• Work to be completed:
Retype the records below word for word and omit any image.

· · · ·

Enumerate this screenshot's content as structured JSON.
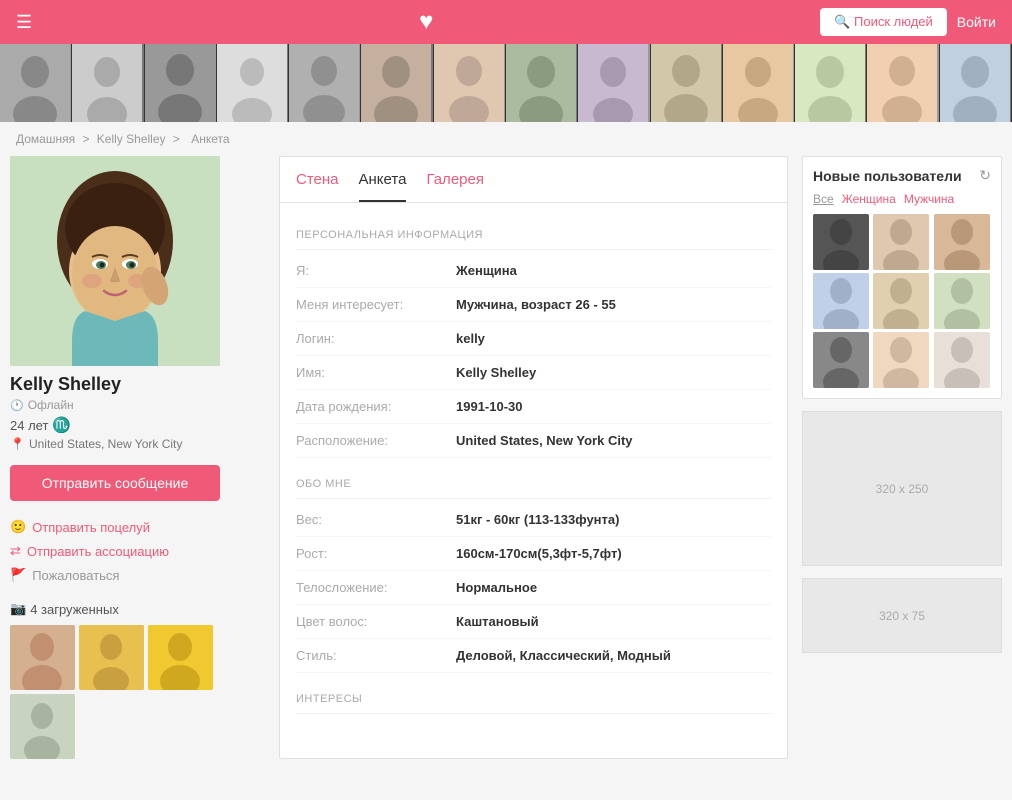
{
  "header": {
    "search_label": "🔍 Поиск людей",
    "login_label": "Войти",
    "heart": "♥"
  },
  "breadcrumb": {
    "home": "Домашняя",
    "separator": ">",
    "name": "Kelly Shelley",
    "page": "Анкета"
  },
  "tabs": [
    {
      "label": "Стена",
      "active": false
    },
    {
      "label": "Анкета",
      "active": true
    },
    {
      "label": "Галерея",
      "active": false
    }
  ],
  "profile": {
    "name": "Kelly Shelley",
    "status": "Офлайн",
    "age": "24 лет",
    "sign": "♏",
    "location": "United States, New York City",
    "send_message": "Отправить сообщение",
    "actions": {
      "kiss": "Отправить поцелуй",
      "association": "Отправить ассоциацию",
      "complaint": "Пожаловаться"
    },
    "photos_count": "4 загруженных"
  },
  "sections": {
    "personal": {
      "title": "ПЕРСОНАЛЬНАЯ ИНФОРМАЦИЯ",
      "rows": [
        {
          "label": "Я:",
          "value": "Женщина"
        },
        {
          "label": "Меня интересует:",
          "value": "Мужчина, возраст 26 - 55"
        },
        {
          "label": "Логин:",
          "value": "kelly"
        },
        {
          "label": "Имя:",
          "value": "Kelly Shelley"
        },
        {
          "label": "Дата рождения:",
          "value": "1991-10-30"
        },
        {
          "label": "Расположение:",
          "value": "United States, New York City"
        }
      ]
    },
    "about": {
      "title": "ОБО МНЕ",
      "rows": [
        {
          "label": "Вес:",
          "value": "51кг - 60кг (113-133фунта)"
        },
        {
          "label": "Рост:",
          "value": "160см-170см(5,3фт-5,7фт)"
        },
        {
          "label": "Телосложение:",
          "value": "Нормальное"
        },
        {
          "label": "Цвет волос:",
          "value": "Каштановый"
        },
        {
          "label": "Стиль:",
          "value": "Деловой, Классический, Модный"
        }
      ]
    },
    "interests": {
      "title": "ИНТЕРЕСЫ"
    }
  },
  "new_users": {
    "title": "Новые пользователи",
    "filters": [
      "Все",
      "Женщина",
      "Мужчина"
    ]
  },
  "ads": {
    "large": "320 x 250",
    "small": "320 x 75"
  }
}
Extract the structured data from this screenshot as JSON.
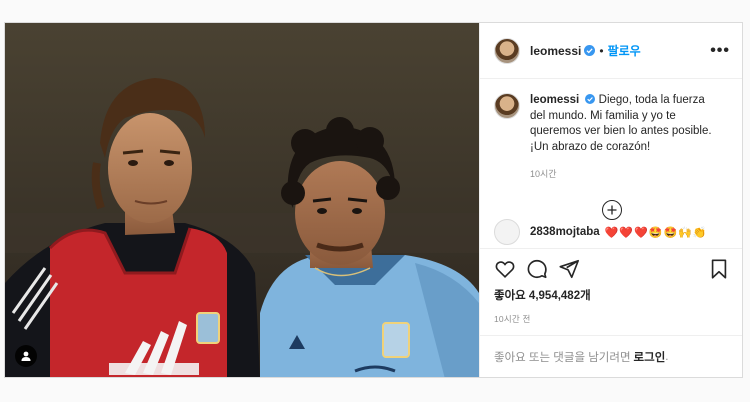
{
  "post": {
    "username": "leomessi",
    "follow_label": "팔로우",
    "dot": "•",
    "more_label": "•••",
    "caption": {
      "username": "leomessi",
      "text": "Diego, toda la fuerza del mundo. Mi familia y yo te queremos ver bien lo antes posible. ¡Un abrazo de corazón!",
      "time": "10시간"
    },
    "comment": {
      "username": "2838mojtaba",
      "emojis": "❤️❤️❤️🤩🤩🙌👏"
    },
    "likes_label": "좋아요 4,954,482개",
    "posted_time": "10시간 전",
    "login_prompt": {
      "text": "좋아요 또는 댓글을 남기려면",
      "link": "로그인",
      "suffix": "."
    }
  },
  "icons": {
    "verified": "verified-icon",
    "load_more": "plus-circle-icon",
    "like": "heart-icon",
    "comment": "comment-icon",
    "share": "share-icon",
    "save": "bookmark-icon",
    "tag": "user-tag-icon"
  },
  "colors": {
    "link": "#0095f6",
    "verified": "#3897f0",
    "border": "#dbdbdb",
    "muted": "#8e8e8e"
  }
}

· · · ·

• Exercise solution:
Enumerate this screenshot's content as structured JSON.
{
  "header": {
    "search_label": "🔍 Поиск людей",
    "login_label": "Войти",
    "heart": "♥"
  },
  "breadcrumb": {
    "home": "Домашняя",
    "separator": ">",
    "name": "Kelly Shelley",
    "page": "Анкета"
  },
  "tabs": [
    {
      "label": "Стена",
      "active": false
    },
    {
      "label": "Анкета",
      "active": true
    },
    {
      "label": "Галерея",
      "active": false
    }
  ],
  "profile": {
    "name": "Kelly Shelley",
    "status": "Офлайн",
    "age": "24 лет",
    "sign": "♏",
    "location": "United States, New York City",
    "send_message": "Отправить сообщение",
    "actions": {
      "kiss": "Отправить поцелуй",
      "association": "Отправить ассоциацию",
      "complaint": "Пожаловаться"
    },
    "photos_count": "4 загруженных"
  },
  "sections": {
    "personal": {
      "title": "ПЕРСОНАЛЬНАЯ ИНФОРМАЦИЯ",
      "rows": [
        {
          "label": "Я:",
          "value": "Женщина"
        },
        {
          "label": "Меня интересует:",
          "value": "Мужчина, возраст 26 - 55"
        },
        {
          "label": "Логин:",
          "value": "kelly"
        },
        {
          "label": "Имя:",
          "value": "Kelly Shelley"
        },
        {
          "label": "Дата рождения:",
          "value": "1991-10-30"
        },
        {
          "label": "Расположение:",
          "value": "United States, New York City"
        }
      ]
    },
    "about": {
      "title": "ОБО МНЕ",
      "rows": [
        {
          "label": "Вес:",
          "value": "51кг - 60кг (113-133фунта)"
        },
        {
          "label": "Рост:",
          "value": "160см-170см(5,3фт-5,7фт)"
        },
        {
          "label": "Телосложение:",
          "value": "Нормальное"
        },
        {
          "label": "Цвет волос:",
          "value": "Каштановый"
        },
        {
          "label": "Стиль:",
          "value": "Деловой, Классический, Модный"
        }
      ]
    },
    "interests": {
      "title": "ИНТЕРЕСЫ"
    }
  },
  "new_users": {
    "title": "Новые пользователи",
    "filters": [
      "Все",
      "Женщина",
      "Мужчина"
    ]
  },
  "ads": {
    "large": "320 x 250",
    "small": "320 x 75"
  }
}
Extract the structured data from this screenshot as JSON.
{
  "post": {
    "username": "leomessi",
    "follow_label": "팔로우",
    "dot": "•",
    "more_label": "•••",
    "caption": {
      "username": "leomessi",
      "text": "Diego, toda la fuerza del mundo. Mi familia y yo te queremos ver bien lo antes posible. ¡Un abrazo de corazón!",
      "time": "10시간"
    },
    "comment": {
      "username": "2838mojtaba",
      "emojis": "❤️❤️❤️🤩🤩🙌👏"
    },
    "likes_label": "좋아요 4,954,482개",
    "posted_time": "10시간 전",
    "login_prompt": {
      "text": "좋아요 또는 댓글을 남기려면",
      "link": "로그인",
      "suffix": "."
    }
  },
  "icons": {
    "verified": "verified-icon",
    "load_more": "plus-circle-icon",
    "like": "heart-icon",
    "comment": "comment-icon",
    "share": "share-icon",
    "save": "bookmark-icon",
    "tag": "user-tag-icon"
  },
  "colors": {
    "link": "#0095f6",
    "verified": "#3897f0",
    "border": "#dbdbdb",
    "muted": "#8e8e8e"
  }
}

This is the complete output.